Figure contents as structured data
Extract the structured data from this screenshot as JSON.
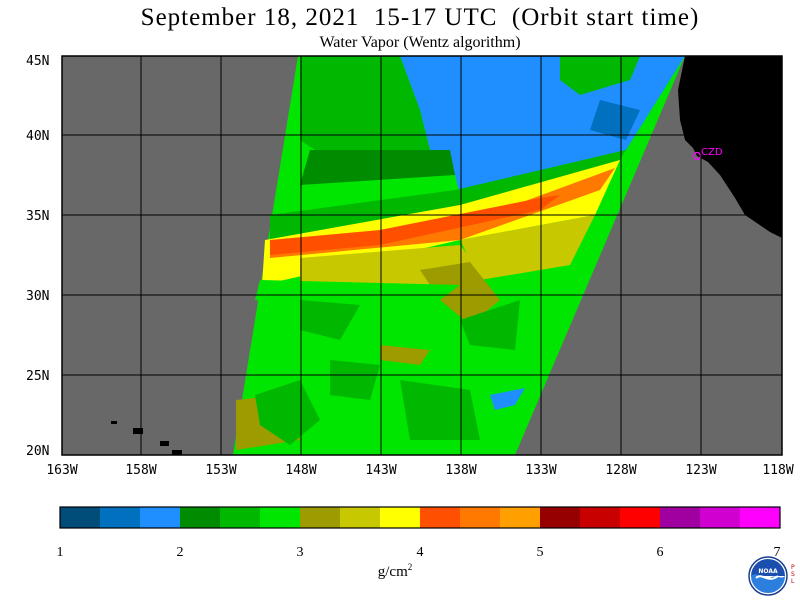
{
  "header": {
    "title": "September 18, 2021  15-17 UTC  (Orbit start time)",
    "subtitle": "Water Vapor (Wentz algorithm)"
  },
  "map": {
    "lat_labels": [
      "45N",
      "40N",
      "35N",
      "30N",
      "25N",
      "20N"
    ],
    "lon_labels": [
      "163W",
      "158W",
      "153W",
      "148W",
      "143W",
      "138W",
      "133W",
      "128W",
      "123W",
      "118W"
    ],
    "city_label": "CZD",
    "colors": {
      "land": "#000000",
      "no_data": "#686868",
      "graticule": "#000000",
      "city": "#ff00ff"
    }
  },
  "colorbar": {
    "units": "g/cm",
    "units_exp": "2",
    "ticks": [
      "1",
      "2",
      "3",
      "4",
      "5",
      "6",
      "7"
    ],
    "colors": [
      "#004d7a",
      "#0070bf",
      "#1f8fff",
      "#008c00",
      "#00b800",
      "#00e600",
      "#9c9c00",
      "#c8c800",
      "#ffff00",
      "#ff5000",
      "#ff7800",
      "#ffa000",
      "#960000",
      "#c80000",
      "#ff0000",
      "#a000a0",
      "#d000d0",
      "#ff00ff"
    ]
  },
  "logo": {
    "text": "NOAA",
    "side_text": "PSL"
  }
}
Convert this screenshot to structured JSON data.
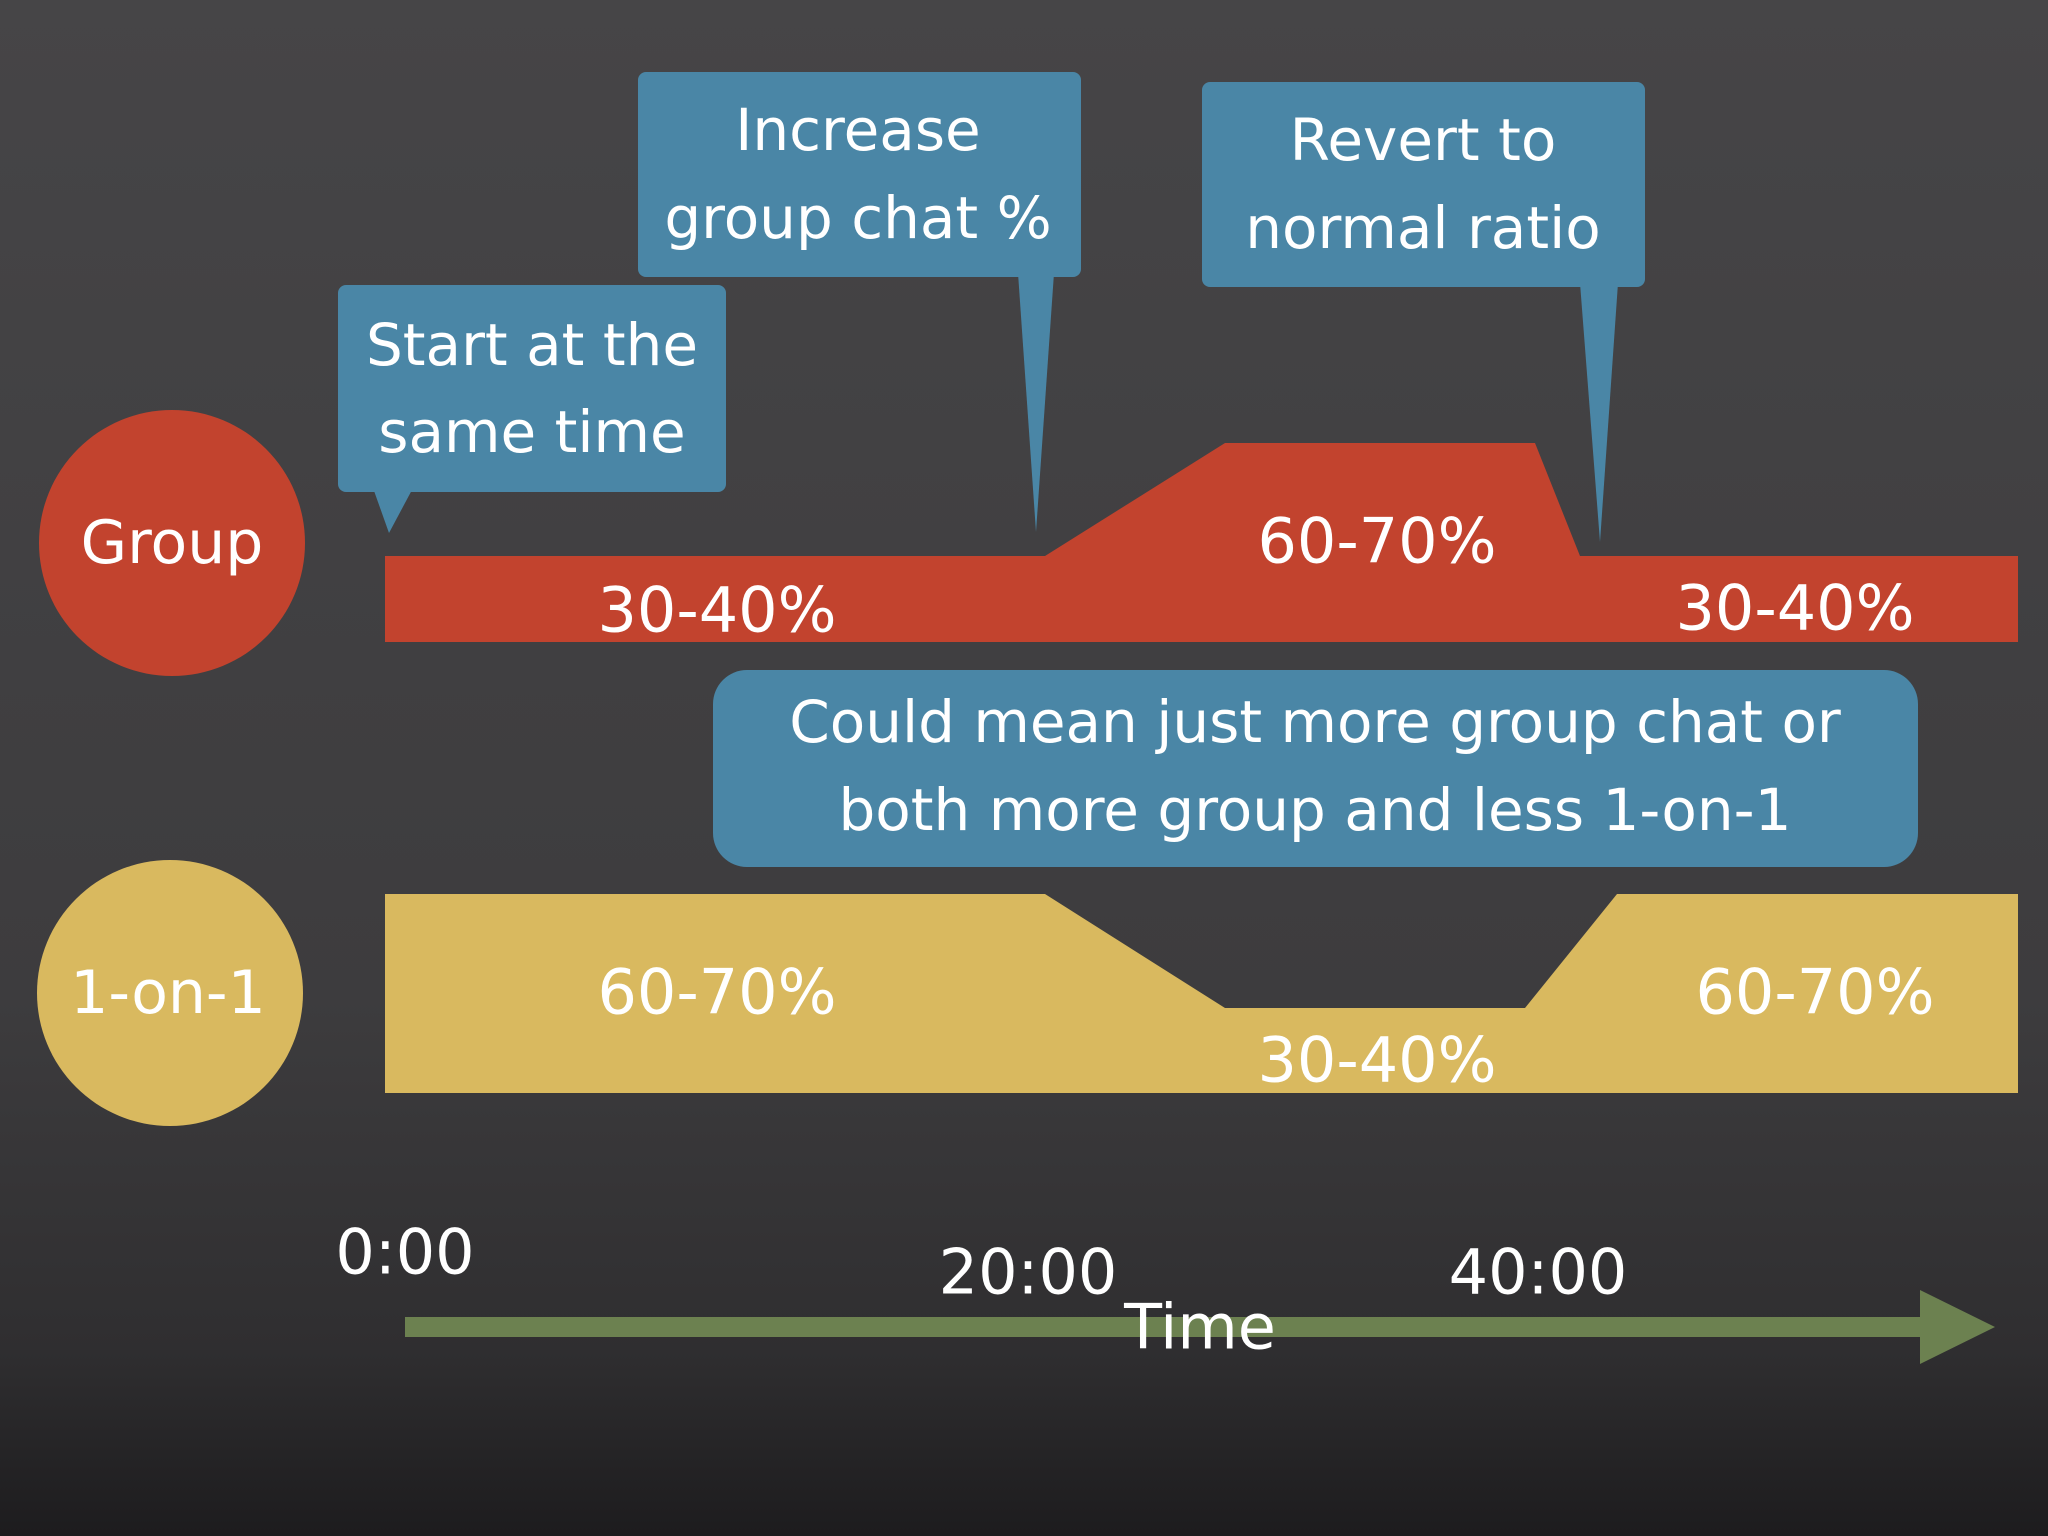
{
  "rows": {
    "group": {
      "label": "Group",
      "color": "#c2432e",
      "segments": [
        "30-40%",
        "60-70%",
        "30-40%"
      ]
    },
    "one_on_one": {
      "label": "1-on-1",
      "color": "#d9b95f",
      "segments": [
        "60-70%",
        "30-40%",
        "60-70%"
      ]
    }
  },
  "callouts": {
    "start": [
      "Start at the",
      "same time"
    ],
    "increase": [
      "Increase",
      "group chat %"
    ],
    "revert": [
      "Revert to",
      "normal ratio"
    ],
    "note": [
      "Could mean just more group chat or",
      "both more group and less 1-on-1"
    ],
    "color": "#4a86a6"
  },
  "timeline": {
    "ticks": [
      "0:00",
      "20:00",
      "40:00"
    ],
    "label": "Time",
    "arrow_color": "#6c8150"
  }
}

Exercise instructions ▸
Quote, please, only the lines running from the one with "Convert this screenshot" down to the final line of the data above, keeping both ends and skipping the pictures.

Final result ▸
Convert this screenshot to structured JSON data.
{
  "rows": {
    "group": {
      "label": "Group",
      "color": "#c2432e",
      "segments": [
        "30-40%",
        "60-70%",
        "30-40%"
      ]
    },
    "one_on_one": {
      "label": "1-on-1",
      "color": "#d9b95f",
      "segments": [
        "60-70%",
        "30-40%",
        "60-70%"
      ]
    }
  },
  "callouts": {
    "start": [
      "Start at the",
      "same time"
    ],
    "increase": [
      "Increase",
      "group chat %"
    ],
    "revert": [
      "Revert to",
      "normal ratio"
    ],
    "note": [
      "Could mean just more group chat or",
      "both more group and less 1-on-1"
    ],
    "color": "#4a86a6"
  },
  "timeline": {
    "ticks": [
      "0:00",
      "20:00",
      "40:00"
    ],
    "label": "Time",
    "arrow_color": "#6c8150"
  }
}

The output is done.